>> START The data

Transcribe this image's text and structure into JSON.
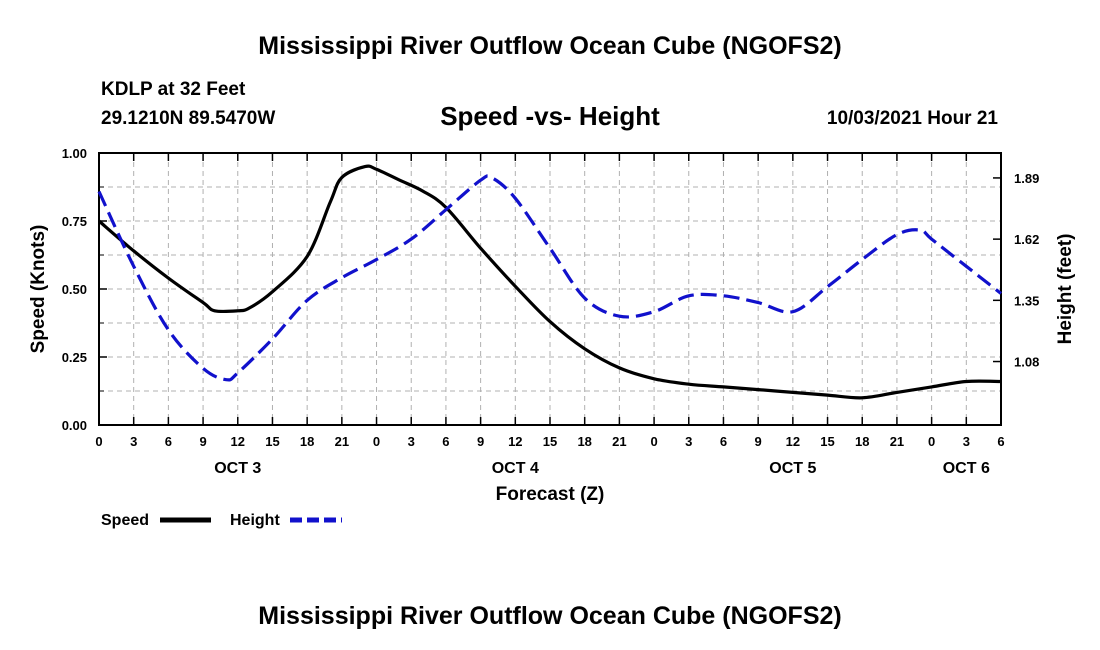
{
  "title": "Mississippi River Outflow Ocean Cube (NGOFS2)",
  "footer_title": "Mississippi River Outflow Ocean Cube (NGOFS2)",
  "station": "KDLP at 32 Feet",
  "coords": "29.1210N  89.5470W",
  "subtitle": "Speed -vs- Height",
  "datetime": "10/03/2021 Hour 21",
  "colors": {
    "speed": "#000000",
    "height": "#1111cc",
    "grid": "#b0b0b0"
  },
  "chart_data": {
    "type": "line",
    "title": "Speed -vs- Height",
    "xlabel": "Forecast (Z)",
    "ylabel": "Speed (Knots)",
    "y2label": "Height (feet)",
    "x_range_hours": [
      0,
      78
    ],
    "x_tick_hours": [
      0,
      3,
      6,
      9,
      12,
      15,
      18,
      21,
      24,
      27,
      30,
      33,
      36,
      39,
      42,
      45,
      48,
      51,
      54,
      57,
      60,
      63,
      66,
      69,
      72,
      75,
      78
    ],
    "x_tick_labels": [
      "0",
      "3",
      "6",
      "9",
      "12",
      "15",
      "18",
      "21",
      "0",
      "3",
      "6",
      "9",
      "12",
      "15",
      "18",
      "21",
      "0",
      "3",
      "6",
      "9",
      "12",
      "15",
      "18",
      "21",
      "0",
      "3",
      "6"
    ],
    "day_labels": [
      {
        "label": "OCT 3",
        "hour": 12
      },
      {
        "label": "OCT 4",
        "hour": 36
      },
      {
        "label": "OCT 5",
        "hour": 60
      },
      {
        "label": "OCT 6",
        "hour": 75
      }
    ],
    "ylim": [
      0,
      1
    ],
    "y_ticks": [
      0,
      0.25,
      0.5,
      0.75,
      1.0
    ],
    "y_tick_labels": [
      "0.00",
      "0.25",
      "0.50",
      "0.75",
      "1.00"
    ],
    "y2lim": [
      0.8,
      2.0
    ],
    "y2_ticks": [
      1.08,
      1.35,
      1.62,
      1.89
    ],
    "y2_tick_labels": [
      "1.08",
      "1.35",
      "1.62",
      "1.89"
    ],
    "series": [
      {
        "name": "Speed",
        "axis": "left",
        "style": "solid",
        "x": [
          0,
          3,
          6,
          9,
          10,
          12,
          13,
          15,
          18,
          20,
          21,
          23,
          24,
          26,
          28,
          30,
          33,
          36,
          39,
          42,
          45,
          48,
          51,
          54,
          57,
          60,
          63,
          66,
          69,
          72,
          75,
          78
        ],
        "values": [
          0.75,
          0.64,
          0.54,
          0.45,
          0.42,
          0.42,
          0.43,
          0.49,
          0.62,
          0.82,
          0.91,
          0.95,
          0.94,
          0.9,
          0.86,
          0.8,
          0.65,
          0.51,
          0.38,
          0.28,
          0.21,
          0.17,
          0.15,
          0.14,
          0.13,
          0.12,
          0.11,
          0.1,
          0.12,
          0.14,
          0.16,
          0.16
        ]
      },
      {
        "name": "Height",
        "axis": "right",
        "style": "dashed",
        "x": [
          0,
          3,
          6,
          9,
          11,
          12,
          15,
          18,
          21,
          24,
          27,
          30,
          33,
          34,
          36,
          39,
          42,
          45,
          48,
          51,
          54,
          57,
          60,
          63,
          66,
          69,
          71,
          72,
          75,
          78
        ],
        "values": [
          1.83,
          1.5,
          1.22,
          1.05,
          1.0,
          1.03,
          1.18,
          1.35,
          1.45,
          1.53,
          1.62,
          1.75,
          1.88,
          1.89,
          1.8,
          1.58,
          1.36,
          1.28,
          1.3,
          1.37,
          1.37,
          1.34,
          1.3,
          1.41,
          1.53,
          1.64,
          1.66,
          1.62,
          1.5,
          1.38
        ]
      }
    ]
  },
  "legend": {
    "speed_label": "Speed",
    "height_label": "Height"
  }
}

>> END The data

Without including any pictures, please restate all the records exactly.

Solved problem
Transcribe this image's text and structure into JSON.
{
  "title": "Mississippi River Outflow Ocean Cube (NGOFS2)",
  "footer_title": "Mississippi River Outflow Ocean Cube (NGOFS2)",
  "station": "KDLP at 32 Feet",
  "coords": "29.1210N  89.5470W",
  "subtitle": "Speed -vs- Height",
  "datetime": "10/03/2021 Hour 21",
  "colors": {
    "speed": "#000000",
    "height": "#1111cc",
    "grid": "#b0b0b0"
  },
  "chart_data": {
    "type": "line",
    "title": "Speed -vs- Height",
    "xlabel": "Forecast (Z)",
    "ylabel": "Speed (Knots)",
    "y2label": "Height (feet)",
    "x_range_hours": [
      0,
      78
    ],
    "x_tick_hours": [
      0,
      3,
      6,
      9,
      12,
      15,
      18,
      21,
      24,
      27,
      30,
      33,
      36,
      39,
      42,
      45,
      48,
      51,
      54,
      57,
      60,
      63,
      66,
      69,
      72,
      75,
      78
    ],
    "x_tick_labels": [
      "0",
      "3",
      "6",
      "9",
      "12",
      "15",
      "18",
      "21",
      "0",
      "3",
      "6",
      "9",
      "12",
      "15",
      "18",
      "21",
      "0",
      "3",
      "6",
      "9",
      "12",
      "15",
      "18",
      "21",
      "0",
      "3",
      "6"
    ],
    "day_labels": [
      {
        "label": "OCT 3",
        "hour": 12
      },
      {
        "label": "OCT 4",
        "hour": 36
      },
      {
        "label": "OCT 5",
        "hour": 60
      },
      {
        "label": "OCT 6",
        "hour": 75
      }
    ],
    "ylim": [
      0,
      1
    ],
    "y_ticks": [
      0,
      0.25,
      0.5,
      0.75,
      1.0
    ],
    "y_tick_labels": [
      "0.00",
      "0.25",
      "0.50",
      "0.75",
      "1.00"
    ],
    "y2lim": [
      0.8,
      2.0
    ],
    "y2_ticks": [
      1.08,
      1.35,
      1.62,
      1.89
    ],
    "y2_tick_labels": [
      "1.08",
      "1.35",
      "1.62",
      "1.89"
    ],
    "series": [
      {
        "name": "Speed",
        "axis": "left",
        "style": "solid",
        "x": [
          0,
          3,
          6,
          9,
          10,
          12,
          13,
          15,
          18,
          20,
          21,
          23,
          24,
          26,
          28,
          30,
          33,
          36,
          39,
          42,
          45,
          48,
          51,
          54,
          57,
          60,
          63,
          66,
          69,
          72,
          75,
          78
        ],
        "values": [
          0.75,
          0.64,
          0.54,
          0.45,
          0.42,
          0.42,
          0.43,
          0.49,
          0.62,
          0.82,
          0.91,
          0.95,
          0.94,
          0.9,
          0.86,
          0.8,
          0.65,
          0.51,
          0.38,
          0.28,
          0.21,
          0.17,
          0.15,
          0.14,
          0.13,
          0.12,
          0.11,
          0.1,
          0.12,
          0.14,
          0.16,
          0.16
        ]
      },
      {
        "name": "Height",
        "axis": "right",
        "style": "dashed",
        "x": [
          0,
          3,
          6,
          9,
          11,
          12,
          15,
          18,
          21,
          24,
          27,
          30,
          33,
          34,
          36,
          39,
          42,
          45,
          48,
          51,
          54,
          57,
          60,
          63,
          66,
          69,
          71,
          72,
          75,
          78
        ],
        "values": [
          1.83,
          1.5,
          1.22,
          1.05,
          1.0,
          1.03,
          1.18,
          1.35,
          1.45,
          1.53,
          1.62,
          1.75,
          1.88,
          1.89,
          1.8,
          1.58,
          1.36,
          1.28,
          1.3,
          1.37,
          1.37,
          1.34,
          1.3,
          1.41,
          1.53,
          1.64,
          1.66,
          1.62,
          1.5,
          1.38
        ]
      }
    ]
  },
  "legend": {
    "speed_label": "Speed",
    "height_label": "Height"
  }
}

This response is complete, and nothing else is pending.